Below are the records; pull every line that includes "jsem".
[Records for the task start]
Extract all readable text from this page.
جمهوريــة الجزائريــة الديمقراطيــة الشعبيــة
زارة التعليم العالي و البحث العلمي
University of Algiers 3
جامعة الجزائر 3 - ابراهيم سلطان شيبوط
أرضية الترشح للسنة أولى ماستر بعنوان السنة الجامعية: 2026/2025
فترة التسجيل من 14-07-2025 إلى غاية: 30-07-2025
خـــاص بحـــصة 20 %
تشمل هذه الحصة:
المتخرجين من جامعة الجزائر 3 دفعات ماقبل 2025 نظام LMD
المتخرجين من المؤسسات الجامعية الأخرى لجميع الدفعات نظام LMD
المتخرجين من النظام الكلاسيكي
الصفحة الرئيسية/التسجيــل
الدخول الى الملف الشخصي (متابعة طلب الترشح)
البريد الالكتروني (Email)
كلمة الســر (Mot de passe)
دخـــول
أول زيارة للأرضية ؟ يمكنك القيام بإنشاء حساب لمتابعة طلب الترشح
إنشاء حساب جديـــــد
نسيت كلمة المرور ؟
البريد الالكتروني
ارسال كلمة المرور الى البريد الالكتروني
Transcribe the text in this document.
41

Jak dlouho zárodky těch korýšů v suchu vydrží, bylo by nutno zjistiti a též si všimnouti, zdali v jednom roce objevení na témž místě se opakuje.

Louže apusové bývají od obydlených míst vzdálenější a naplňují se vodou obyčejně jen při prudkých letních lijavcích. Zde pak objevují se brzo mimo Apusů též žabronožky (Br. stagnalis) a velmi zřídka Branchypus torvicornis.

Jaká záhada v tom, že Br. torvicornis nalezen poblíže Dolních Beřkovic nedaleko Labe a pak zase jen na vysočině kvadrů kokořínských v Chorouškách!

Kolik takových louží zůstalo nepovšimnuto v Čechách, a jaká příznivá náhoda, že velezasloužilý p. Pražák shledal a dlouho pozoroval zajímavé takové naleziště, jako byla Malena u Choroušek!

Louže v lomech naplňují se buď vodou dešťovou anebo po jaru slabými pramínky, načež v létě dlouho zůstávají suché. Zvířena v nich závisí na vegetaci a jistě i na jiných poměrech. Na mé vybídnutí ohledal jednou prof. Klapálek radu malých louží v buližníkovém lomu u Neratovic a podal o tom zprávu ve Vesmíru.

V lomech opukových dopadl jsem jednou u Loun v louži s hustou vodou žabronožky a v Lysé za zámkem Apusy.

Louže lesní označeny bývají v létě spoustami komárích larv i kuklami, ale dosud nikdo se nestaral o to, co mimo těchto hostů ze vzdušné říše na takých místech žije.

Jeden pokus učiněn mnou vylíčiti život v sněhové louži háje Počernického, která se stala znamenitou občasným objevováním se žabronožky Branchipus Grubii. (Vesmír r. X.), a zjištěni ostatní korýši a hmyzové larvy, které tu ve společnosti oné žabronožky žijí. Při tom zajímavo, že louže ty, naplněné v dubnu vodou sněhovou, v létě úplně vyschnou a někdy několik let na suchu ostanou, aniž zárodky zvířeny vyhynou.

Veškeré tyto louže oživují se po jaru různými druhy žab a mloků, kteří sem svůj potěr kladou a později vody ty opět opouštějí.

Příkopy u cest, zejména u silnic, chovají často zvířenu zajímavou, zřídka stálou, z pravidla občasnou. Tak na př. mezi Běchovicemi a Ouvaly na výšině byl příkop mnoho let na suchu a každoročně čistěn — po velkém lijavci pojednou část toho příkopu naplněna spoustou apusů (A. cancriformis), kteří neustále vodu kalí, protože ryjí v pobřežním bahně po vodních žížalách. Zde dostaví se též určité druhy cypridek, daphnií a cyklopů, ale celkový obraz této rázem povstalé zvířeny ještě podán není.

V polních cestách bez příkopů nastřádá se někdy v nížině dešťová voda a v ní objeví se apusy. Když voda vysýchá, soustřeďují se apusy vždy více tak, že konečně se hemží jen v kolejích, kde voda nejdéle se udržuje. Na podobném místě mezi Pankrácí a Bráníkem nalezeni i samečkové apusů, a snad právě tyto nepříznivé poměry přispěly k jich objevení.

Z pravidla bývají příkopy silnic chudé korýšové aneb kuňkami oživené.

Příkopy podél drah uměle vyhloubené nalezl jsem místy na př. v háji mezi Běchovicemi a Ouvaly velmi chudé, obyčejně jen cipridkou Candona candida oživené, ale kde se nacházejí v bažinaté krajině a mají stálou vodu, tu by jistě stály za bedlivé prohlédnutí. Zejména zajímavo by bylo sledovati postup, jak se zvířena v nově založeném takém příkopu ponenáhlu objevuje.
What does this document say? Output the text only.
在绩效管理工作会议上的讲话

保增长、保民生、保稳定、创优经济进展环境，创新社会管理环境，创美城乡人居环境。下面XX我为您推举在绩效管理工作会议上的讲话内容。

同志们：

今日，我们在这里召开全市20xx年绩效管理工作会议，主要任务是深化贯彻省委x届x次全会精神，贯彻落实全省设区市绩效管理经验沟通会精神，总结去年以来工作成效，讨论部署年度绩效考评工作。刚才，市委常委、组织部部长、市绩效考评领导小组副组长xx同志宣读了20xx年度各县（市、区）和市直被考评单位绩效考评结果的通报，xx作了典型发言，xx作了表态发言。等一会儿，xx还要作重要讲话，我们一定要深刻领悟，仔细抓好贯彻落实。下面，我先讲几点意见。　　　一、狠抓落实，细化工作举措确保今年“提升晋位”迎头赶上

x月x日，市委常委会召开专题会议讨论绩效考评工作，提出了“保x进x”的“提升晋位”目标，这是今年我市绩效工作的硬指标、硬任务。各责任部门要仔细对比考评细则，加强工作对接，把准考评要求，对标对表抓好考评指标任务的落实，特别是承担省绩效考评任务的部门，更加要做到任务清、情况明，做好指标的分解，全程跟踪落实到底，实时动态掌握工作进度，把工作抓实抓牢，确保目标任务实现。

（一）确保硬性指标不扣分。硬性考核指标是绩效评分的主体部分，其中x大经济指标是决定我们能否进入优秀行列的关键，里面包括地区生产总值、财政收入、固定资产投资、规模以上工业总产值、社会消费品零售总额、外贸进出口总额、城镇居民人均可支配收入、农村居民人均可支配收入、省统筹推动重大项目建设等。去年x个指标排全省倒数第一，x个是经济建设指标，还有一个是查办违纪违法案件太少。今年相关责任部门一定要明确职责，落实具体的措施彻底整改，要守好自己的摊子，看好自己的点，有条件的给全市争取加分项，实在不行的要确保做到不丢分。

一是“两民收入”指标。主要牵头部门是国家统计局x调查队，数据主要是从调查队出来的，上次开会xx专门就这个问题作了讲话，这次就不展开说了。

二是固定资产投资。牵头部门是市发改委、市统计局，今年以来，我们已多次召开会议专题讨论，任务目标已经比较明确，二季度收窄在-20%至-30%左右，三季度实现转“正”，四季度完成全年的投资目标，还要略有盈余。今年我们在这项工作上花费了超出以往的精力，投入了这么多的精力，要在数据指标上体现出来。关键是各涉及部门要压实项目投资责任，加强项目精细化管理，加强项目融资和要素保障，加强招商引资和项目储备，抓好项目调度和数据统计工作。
[Records for the task end]
- [Full solution]
V lomech opukových dopadl jsem jednou u Loun v louži s hustou vodou žabronožky a v Lysé za zámkem Apusy.
Příkopy podél drah uměle vyhloubené nalezl jsem místy na př. v háji mezi Běchovicemi a Ouvaly velmi chudé, obyčejně jen cipridkou Candona candida oživené, ale kde se nacházejí v bažinaté krajině a mají stálou vodu, tu by jistě stály za bedlivé prohlédnutí. Zejména zajímavo by bylo sledovati postup, jak se zvířena v nově založeném takém příkopu ponenáhlu objevuje.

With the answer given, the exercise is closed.